### Problem description:
Transcribe the records that follow. Keep every word exactly, and drop the pictures.

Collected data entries
-.-.-

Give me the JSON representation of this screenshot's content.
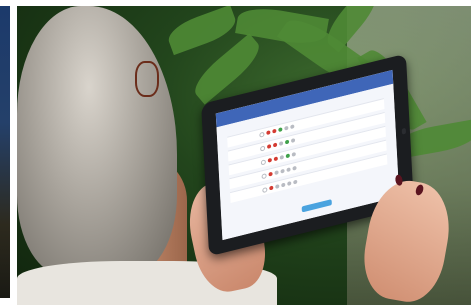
{
  "scene": {
    "description_elements": [
      "background-plant",
      "person",
      "tablet"
    ]
  },
  "tablet": {
    "app_title": "",
    "rows": [
      {
        "label": "",
        "dots": [
          "white",
          "red",
          "red",
          "green",
          "gray",
          "gray"
        ]
      },
      {
        "label": "",
        "dots": [
          "white",
          "red",
          "red",
          "gray",
          "green",
          "gray"
        ]
      },
      {
        "label": "",
        "dots": [
          "white",
          "red",
          "red",
          "gray",
          "green",
          "gray"
        ]
      },
      {
        "label": "",
        "dots": [
          "white",
          "red",
          "gray",
          "gray",
          "gray",
          "gray"
        ]
      },
      {
        "label": "",
        "dots": [
          "white",
          "red",
          "gray",
          "gray",
          "gray",
          "gray"
        ]
      }
    ],
    "submit_label": ""
  }
}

-.-.-

### Written response:
Give me the JSON representation of this screenshot's content.
{
  "scene": {
    "description_elements": [
      "background-plant",
      "person",
      "tablet"
    ]
  },
  "tablet": {
    "app_title": "",
    "rows": [
      {
        "label": "",
        "dots": [
          "white",
          "red",
          "red",
          "green",
          "gray",
          "gray"
        ]
      },
      {
        "label": "",
        "dots": [
          "white",
          "red",
          "red",
          "gray",
          "green",
          "gray"
        ]
      },
      {
        "label": "",
        "dots": [
          "white",
          "red",
          "red",
          "gray",
          "green",
          "gray"
        ]
      },
      {
        "label": "",
        "dots": [
          "white",
          "red",
          "gray",
          "gray",
          "gray",
          "gray"
        ]
      },
      {
        "label": "",
        "dots": [
          "white",
          "red",
          "gray",
          "gray",
          "gray",
          "gray"
        ]
      }
    ],
    "submit_label": ""
  }
}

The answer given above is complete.